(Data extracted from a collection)
______

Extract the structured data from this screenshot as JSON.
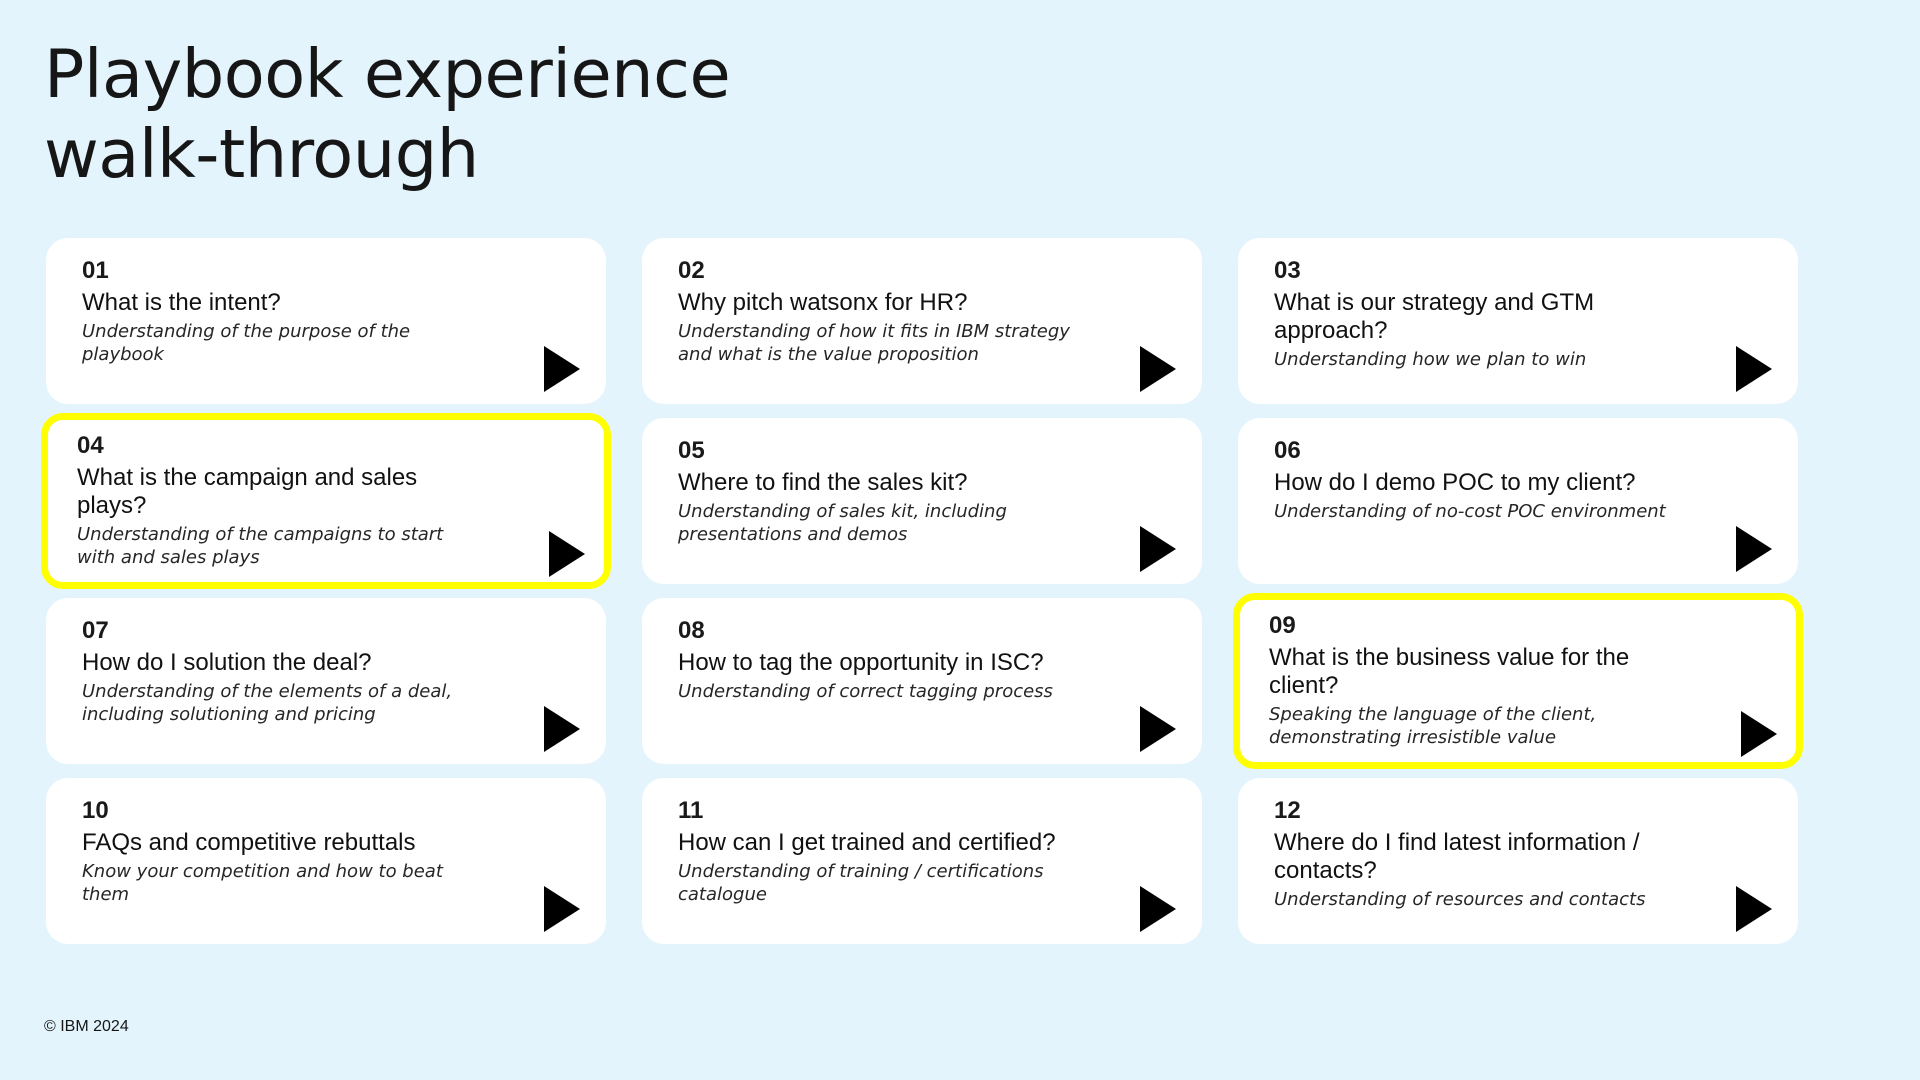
{
  "title": {
    "line1": "Playbook experience",
    "line2": "walk-through"
  },
  "cards": [
    {
      "number": "01",
      "question": "What is the intent?",
      "description": "Understanding of the purpose of the playbook",
      "highlighted": false
    },
    {
      "number": "02",
      "question": "Why pitch watsonx for HR?",
      "description": "Understanding of how it fits in IBM strategy and what is the value proposition",
      "highlighted": false
    },
    {
      "number": "03",
      "question": "What is our strategy and GTM approach?",
      "description": "Understanding how we plan to win",
      "highlighted": false
    },
    {
      "number": "04",
      "question": "What is the campaign and sales plays?",
      "description": "Understanding of the campaigns to start with and sales plays",
      "highlighted": true
    },
    {
      "number": "05",
      "question": "Where to find the sales kit?",
      "description": "Understanding of sales kit, including presentations and demos",
      "highlighted": false
    },
    {
      "number": "06",
      "question": "How do I demo POC to my client?",
      "description": "Understanding of no-cost POC environment",
      "highlighted": false
    },
    {
      "number": "07",
      "question": "How do I solution the deal?",
      "description": "Understanding of the elements of a deal, including solutioning and pricing",
      "highlighted": false
    },
    {
      "number": "08",
      "question": "How to tag the opportunity in ISC?",
      "description": "Understanding of correct tagging process",
      "highlighted": false
    },
    {
      "number": "09",
      "question": "What is the business value for the client?",
      "description": "Speaking the language of the client, demonstrating irresistible value",
      "highlighted": true
    },
    {
      "number": "10",
      "question": "FAQs and competitive rebuttals",
      "description": "Know your competition and how to beat them",
      "highlighted": false
    },
    {
      "number": "11",
      "question": "How can I get trained and certified?",
      "description": "Understanding of training / certifications catalogue",
      "highlighted": false
    },
    {
      "number": "12",
      "question": "Where do I find latest information / contacts?",
      "description": "Understanding of resources and contacts",
      "highlighted": false
    }
  ],
  "footer": "© IBM 2024",
  "colors": {
    "background": "#e3f4fd",
    "card": "#ffffff",
    "highlight": "#ffff00",
    "play_icon": "#000000"
  }
}
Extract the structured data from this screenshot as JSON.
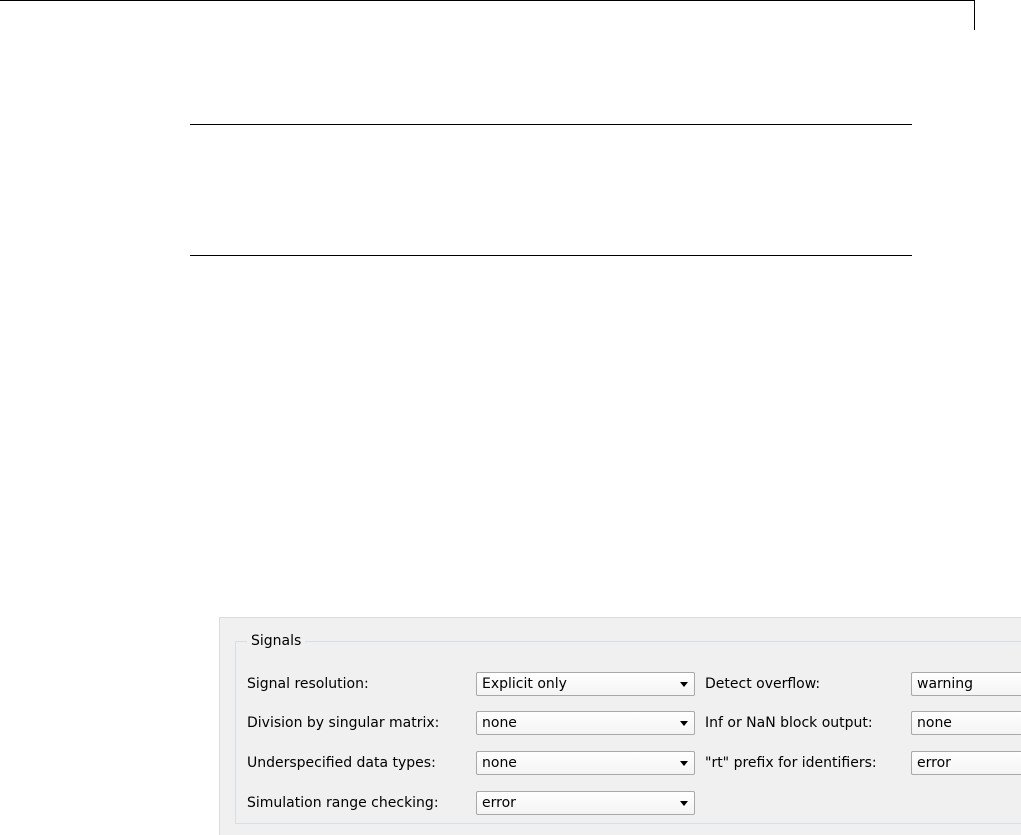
{
  "signals_panel": {
    "group_title": "Signals",
    "left_fields": [
      {
        "label": "Signal resolution:",
        "value": "Explicit only"
      },
      {
        "label": "Division by singular matrix:",
        "value": "none"
      },
      {
        "label": "Underspecified data types:",
        "value": "none"
      },
      {
        "label": "Simulation range checking:",
        "value": "error"
      }
    ],
    "right_fields": [
      {
        "label": "Detect overflow:",
        "value": "warning"
      },
      {
        "label": "Inf or NaN block output:",
        "value": "none"
      },
      {
        "label": "\"rt\" prefix for identifiers:",
        "value": "error"
      }
    ]
  },
  "icons": {
    "dropdown": "chevron-down-icon"
  }
}
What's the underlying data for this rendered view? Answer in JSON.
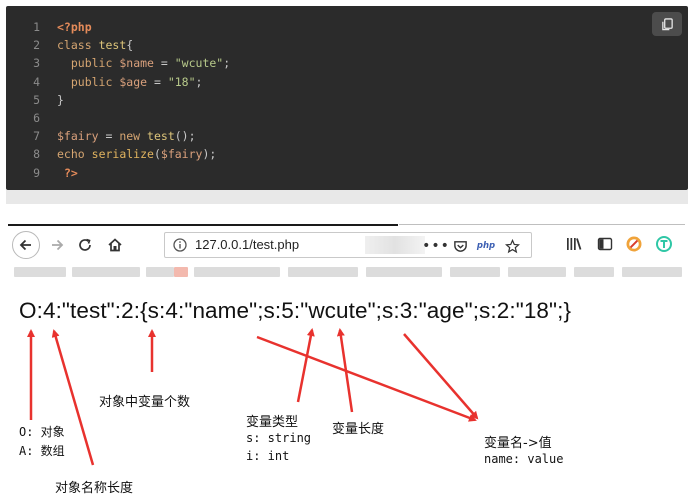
{
  "code": {
    "line_numbers": [
      "1",
      "2",
      "3",
      "4",
      "5",
      "6",
      "7",
      "8",
      "9"
    ],
    "line1": "<?php",
    "line2_kw": "class",
    "line2_cls": "test",
    "line2_rest": "{",
    "line3_kw": "public",
    "line3_var": "$name",
    "line3_eq": " = ",
    "line3_str": "\"wcute\"",
    "line3_end": ";",
    "line4_kw": "public",
    "line4_var": "$age",
    "line4_eq": " = ",
    "line4_str": "\"18\"",
    "line4_end": ";",
    "line5": "}",
    "line7_var": "$fairy",
    "line7_eq": " = ",
    "line7_kw": "new",
    "line7_cls": "test",
    "line7_end": "();",
    "line8_kw": "echo",
    "line8_fn": "serialize",
    "line8_open": "(",
    "line8_var": "$fairy",
    "line8_end": ");",
    "line9": "?>"
  },
  "browser": {
    "url": "127.0.0.1/test.php",
    "php_badge": "php",
    "menu_dots": "•••"
  },
  "page": {
    "serialized_output": "O:4:\"test\":2:{s:4:\"name\";s:5:\"wcute\";s:3:\"age\";s:2:\"18\";}"
  },
  "annotations": {
    "obj_prop_count": "对象中变量个数",
    "var_type_title": "变量类型",
    "var_type_s": "s: string",
    "var_type_i": "i: int",
    "var_length": "变量长度",
    "var_name_value": "变量名->值",
    "name_value": "name: value",
    "o_object": "O: 对象",
    "a_array": "A: 数组",
    "obj_name_length": "对象名称长度"
  },
  "colors": {
    "code_bg": "#2b2b2b",
    "arrow_red": "#e8322e",
    "url_text": "#222222"
  }
}
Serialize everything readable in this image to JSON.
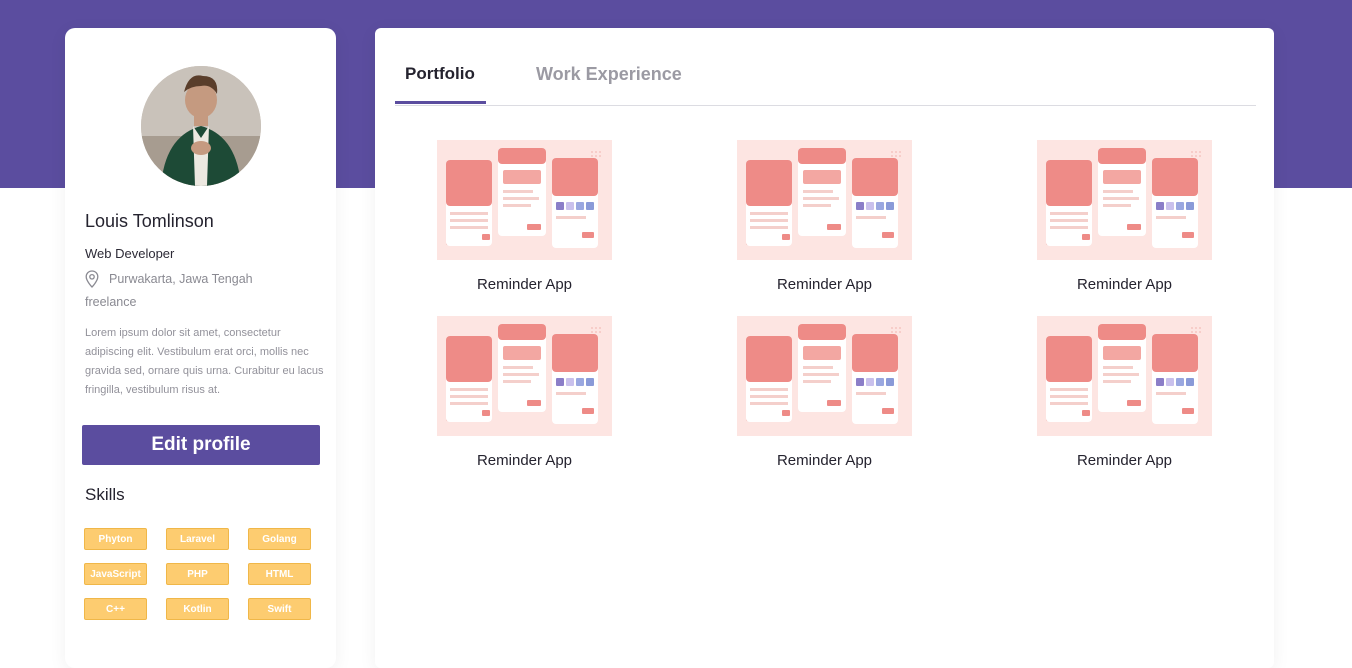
{
  "colors": {
    "brand": "#5b4d9f",
    "skill_chip": "#fdcc70",
    "thumb_bg": "#fde5e2",
    "thumb_accent": "#ee8b87"
  },
  "profile": {
    "name": "Louis Tomlinson",
    "role": "Web Developer",
    "location": "Purwakarta, Jawa Tengah",
    "employment": "freelance",
    "bio": "Lorem ipsum dolor sit amet, consectetur adipiscing elit. Vestibulum erat orci, mollis nec gravida sed, ornare quis urna. Curabitur eu lacus fringilla, vestibulum risus at.",
    "edit_button": "Edit profile",
    "skills_title": "Skills",
    "skills": [
      "Phyton",
      "Laravel",
      "Golang",
      "JavaScript",
      "PHP",
      "HTML",
      "C++",
      "Kotlin",
      "Swift"
    ]
  },
  "tabs": [
    {
      "label": "Portfolio",
      "active": true
    },
    {
      "label": "Work Experience",
      "active": false
    }
  ],
  "portfolio": [
    {
      "title": "Reminder App"
    },
    {
      "title": "Reminder App"
    },
    {
      "title": "Reminder App"
    },
    {
      "title": "Reminder App"
    },
    {
      "title": "Reminder App"
    },
    {
      "title": "Reminder App"
    }
  ]
}
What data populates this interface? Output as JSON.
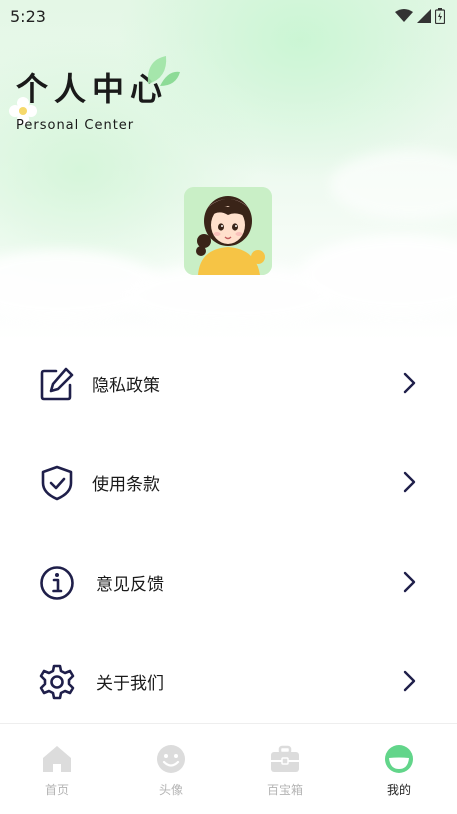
{
  "status_bar": {
    "time": "5:23"
  },
  "header": {
    "title": "个人中心",
    "subtitle": "Personal Center"
  },
  "menu": {
    "items": [
      {
        "label": "隐私政策",
        "icon": "edit-icon"
      },
      {
        "label": "使用条款",
        "icon": "shield-check-icon"
      },
      {
        "label": "意见反馈",
        "icon": "info-icon"
      },
      {
        "label": "关于我们",
        "icon": "gear-icon"
      }
    ]
  },
  "tabbar": {
    "tabs": [
      {
        "label": "首页",
        "icon": "home-icon",
        "active": false
      },
      {
        "label": "头像",
        "icon": "smiley-icon",
        "active": false
      },
      {
        "label": "百宝箱",
        "icon": "toolbox-icon",
        "active": false
      },
      {
        "label": "我的",
        "icon": "profile-icon",
        "active": true
      }
    ]
  },
  "colors": {
    "accent": "#62d58a",
    "icon_stroke": "#1f1f4a",
    "inactive": "#b4b4b4"
  }
}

______

→ Your instructions: Omit the pictures and output all of the other material exactly.

→ Complete output:
Extract the structured data from this screenshot as JSON.
{
  "title": {
    "line1": "Playbook experience",
    "line2": "walk-through"
  },
  "cards": [
    {
      "number": "01",
      "question": "What is the intent?",
      "description": "Understanding of the purpose of the playbook",
      "highlighted": false
    },
    {
      "number": "02",
      "question": "Why pitch watsonx for HR?",
      "description": "Understanding of how it fits in IBM strategy and what is the value proposition",
      "highlighted": false
    },
    {
      "number": "03",
      "question": "What is our strategy and GTM approach?",
      "description": "Understanding how we plan to win",
      "highlighted": false
    },
    {
      "number": "04",
      "question": "What is the campaign and sales plays?",
      "description": "Understanding of the campaigns to start with and sales plays",
      "highlighted": true
    },
    {
      "number": "05",
      "question": "Where to find the sales kit?",
      "description": "Understanding of sales kit, including presentations and demos",
      "highlighted": false
    },
    {
      "number": "06",
      "question": "How do I demo POC to my client?",
      "description": "Understanding of no-cost POC environment",
      "highlighted": false
    },
    {
      "number": "07",
      "question": "How do I solution the deal?",
      "description": "Understanding of the elements of a deal, including solutioning and pricing",
      "highlighted": false
    },
    {
      "number": "08",
      "question": "How to tag the opportunity in ISC?",
      "description": "Understanding of correct tagging process",
      "highlighted": false
    },
    {
      "number": "09",
      "question": "What is the business value for the client?",
      "description": "Speaking the language of the client, demonstrating irresistible value",
      "highlighted": true
    },
    {
      "number": "10",
      "question": "FAQs and competitive rebuttals",
      "description": "Know your competition and how to beat them",
      "highlighted": false
    },
    {
      "number": "11",
      "question": "How can I get trained and certified?",
      "description": "Understanding of training / certifications catalogue",
      "highlighted": false
    },
    {
      "number": "12",
      "question": "Where do I find latest information / contacts?",
      "description": "Understanding of resources and contacts",
      "highlighted": false
    }
  ],
  "footer": "© IBM 2024",
  "colors": {
    "background": "#e3f4fd",
    "card": "#ffffff",
    "highlight": "#ffff00",
    "play_icon": "#000000"
  }
}
Extract the structured data from this screenshot as JSON.
{
  "signals_panel": {
    "group_title": "Signals",
    "left_fields": [
      {
        "label": "Signal resolution:",
        "value": "Explicit only"
      },
      {
        "label": "Division by singular matrix:",
        "value": "none"
      },
      {
        "label": "Underspecified data types:",
        "value": "none"
      },
      {
        "label": "Simulation range checking:",
        "value": "error"
      }
    ],
    "right_fields": [
      {
        "label": "Detect overflow:",
        "value": "warning"
      },
      {
        "label": "Inf or NaN block output:",
        "value": "none"
      },
      {
        "label": "\"rt\" prefix for identifiers:",
        "value": "error"
      }
    ]
  },
  "icons": {
    "dropdown": "chevron-down-icon"
  }
}
What's the underlying data for this rendered view? Answer in JSON.
{
  "code": {
    "line_numbers": [
      "1",
      "2",
      "3",
      "4",
      "5",
      "6",
      "7",
      "8",
      "9"
    ],
    "line1": "<?php",
    "line2_kw": "class",
    "line2_cls": "test",
    "line2_rest": "{",
    "line3_kw": "public",
    "line3_var": "$name",
    "line3_eq": " = ",
    "line3_str": "\"wcute\"",
    "line3_end": ";",
    "line4_kw": "public",
    "line4_var": "$age",
    "line4_eq": " = ",
    "line4_str": "\"18\"",
    "line4_end": ";",
    "line5": "}",
    "line7_var": "$fairy",
    "line7_eq": " = ",
    "line7_kw": "new",
    "line7_cls": "test",
    "line7_end": "();",
    "line8_kw": "echo",
    "line8_fn": "serialize",
    "line8_open": "(",
    "line8_var": "$fairy",
    "line8_end": ");",
    "line9": "?>"
  },
  "browser": {
    "url": "127.0.0.1/test.php",
    "php_badge": "php",
    "menu_dots": "•••"
  },
  "page": {
    "serialized_output": "O:4:\"test\":2:{s:4:\"name\";s:5:\"wcute\";s:3:\"age\";s:2:\"18\";}"
  },
  "annotations": {
    "obj_prop_count": "对象中变量个数",
    "var_type_title": "变量类型",
    "var_type_s": "s: string",
    "var_type_i": "i: int",
    "var_length": "变量长度",
    "var_name_value": "变量名->值",
    "name_value": "name: value",
    "o_object": "O: 对象",
    "a_array": "A: 数组",
    "obj_name_length": "对象名称长度"
  },
  "colors": {
    "code_bg": "#2b2b2b",
    "arrow_red": "#e8322e",
    "url_text": "#222222"
  }
}
Serialize everything readable in this image to JSON.
{
  "colors": {
    "brand": "#5b4d9f",
    "skill_chip": "#fdcc70",
    "thumb_bg": "#fde5e2",
    "thumb_accent": "#ee8b87"
  },
  "profile": {
    "name": "Louis Tomlinson",
    "role": "Web Developer",
    "location": "Purwakarta, Jawa Tengah",
    "employment": "freelance",
    "bio": "Lorem ipsum dolor sit amet, consectetur adipiscing elit. Vestibulum erat orci, mollis nec gravida sed, ornare quis urna. Curabitur eu lacus fringilla, vestibulum risus at.",
    "edit_button": "Edit profile",
    "skills_title": "Skills",
    "skills": [
      "Phyton",
      "Laravel",
      "Golang",
      "JavaScript",
      "PHP",
      "HTML",
      "C++",
      "Kotlin",
      "Swift"
    ]
  },
  "tabs": [
    {
      "label": "Portfolio",
      "active": true
    },
    {
      "label": "Work Experience",
      "active": false
    }
  ],
  "portfolio": [
    {
      "title": "Reminder App"
    },
    {
      "title": "Reminder App"
    },
    {
      "title": "Reminder App"
    },
    {
      "title": "Reminder App"
    },
    {
      "title": "Reminder App"
    },
    {
      "title": "Reminder App"
    }
  ]
}
What data populates this interface? Output as JSON.
{
  "status_bar": {
    "time": "5:23"
  },
  "header": {
    "title": "个人中心",
    "subtitle": "Personal Center"
  },
  "menu": {
    "items": [
      {
        "label": "隐私政策",
        "icon": "edit-icon"
      },
      {
        "label": "使用条款",
        "icon": "shield-check-icon"
      },
      {
        "label": "意见反馈",
        "icon": "info-icon"
      },
      {
        "label": "关于我们",
        "icon": "gear-icon"
      }
    ]
  },
  "tabbar": {
    "tabs": [
      {
        "label": "首页",
        "icon": "home-icon",
        "active": false
      },
      {
        "label": "头像",
        "icon": "smiley-icon",
        "active": false
      },
      {
        "label": "百宝箱",
        "icon": "toolbox-icon",
        "active": false
      },
      {
        "label": "我的",
        "icon": "profile-icon",
        "active": true
      }
    ]
  },
  "colors": {
    "accent": "#62d58a",
    "icon_stroke": "#1f1f4a",
    "inactive": "#b4b4b4"
  }
}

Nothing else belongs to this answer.